What you have to do -
Provide only the number of lines in the data below that contain the word "this".

=== Given entries ===

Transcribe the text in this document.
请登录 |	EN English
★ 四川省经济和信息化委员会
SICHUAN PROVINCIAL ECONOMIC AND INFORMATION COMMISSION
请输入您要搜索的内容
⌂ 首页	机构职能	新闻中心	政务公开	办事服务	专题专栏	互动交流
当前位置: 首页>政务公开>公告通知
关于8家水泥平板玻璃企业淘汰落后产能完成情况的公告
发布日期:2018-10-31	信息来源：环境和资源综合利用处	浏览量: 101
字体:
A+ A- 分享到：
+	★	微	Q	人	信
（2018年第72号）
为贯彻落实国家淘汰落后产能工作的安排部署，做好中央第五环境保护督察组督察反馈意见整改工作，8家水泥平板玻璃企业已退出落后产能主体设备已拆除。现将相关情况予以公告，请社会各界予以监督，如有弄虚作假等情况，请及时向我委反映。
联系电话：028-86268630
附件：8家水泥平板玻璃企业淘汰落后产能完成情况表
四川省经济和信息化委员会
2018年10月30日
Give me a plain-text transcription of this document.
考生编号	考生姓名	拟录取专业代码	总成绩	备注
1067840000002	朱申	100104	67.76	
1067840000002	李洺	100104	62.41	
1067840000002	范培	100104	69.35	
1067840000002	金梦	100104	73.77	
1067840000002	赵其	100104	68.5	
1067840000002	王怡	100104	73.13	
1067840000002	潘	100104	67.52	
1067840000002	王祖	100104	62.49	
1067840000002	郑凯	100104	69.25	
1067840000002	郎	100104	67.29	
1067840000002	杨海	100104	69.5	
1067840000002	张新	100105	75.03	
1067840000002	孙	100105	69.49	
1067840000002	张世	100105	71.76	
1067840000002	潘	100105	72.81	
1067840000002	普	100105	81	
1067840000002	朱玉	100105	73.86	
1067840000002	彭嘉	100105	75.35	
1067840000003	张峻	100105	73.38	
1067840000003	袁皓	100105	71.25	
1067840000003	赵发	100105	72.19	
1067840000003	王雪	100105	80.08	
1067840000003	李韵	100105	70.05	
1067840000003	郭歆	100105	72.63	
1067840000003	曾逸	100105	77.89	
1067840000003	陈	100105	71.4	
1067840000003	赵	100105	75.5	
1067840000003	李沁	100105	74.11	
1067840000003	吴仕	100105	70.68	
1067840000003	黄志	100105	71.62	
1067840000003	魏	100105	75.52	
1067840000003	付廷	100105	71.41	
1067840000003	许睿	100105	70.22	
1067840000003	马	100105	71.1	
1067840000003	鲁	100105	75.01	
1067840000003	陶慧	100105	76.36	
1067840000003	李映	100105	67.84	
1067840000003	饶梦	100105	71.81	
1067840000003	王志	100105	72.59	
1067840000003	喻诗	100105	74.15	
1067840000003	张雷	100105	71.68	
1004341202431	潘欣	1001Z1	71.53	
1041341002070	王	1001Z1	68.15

===

Completed task -
2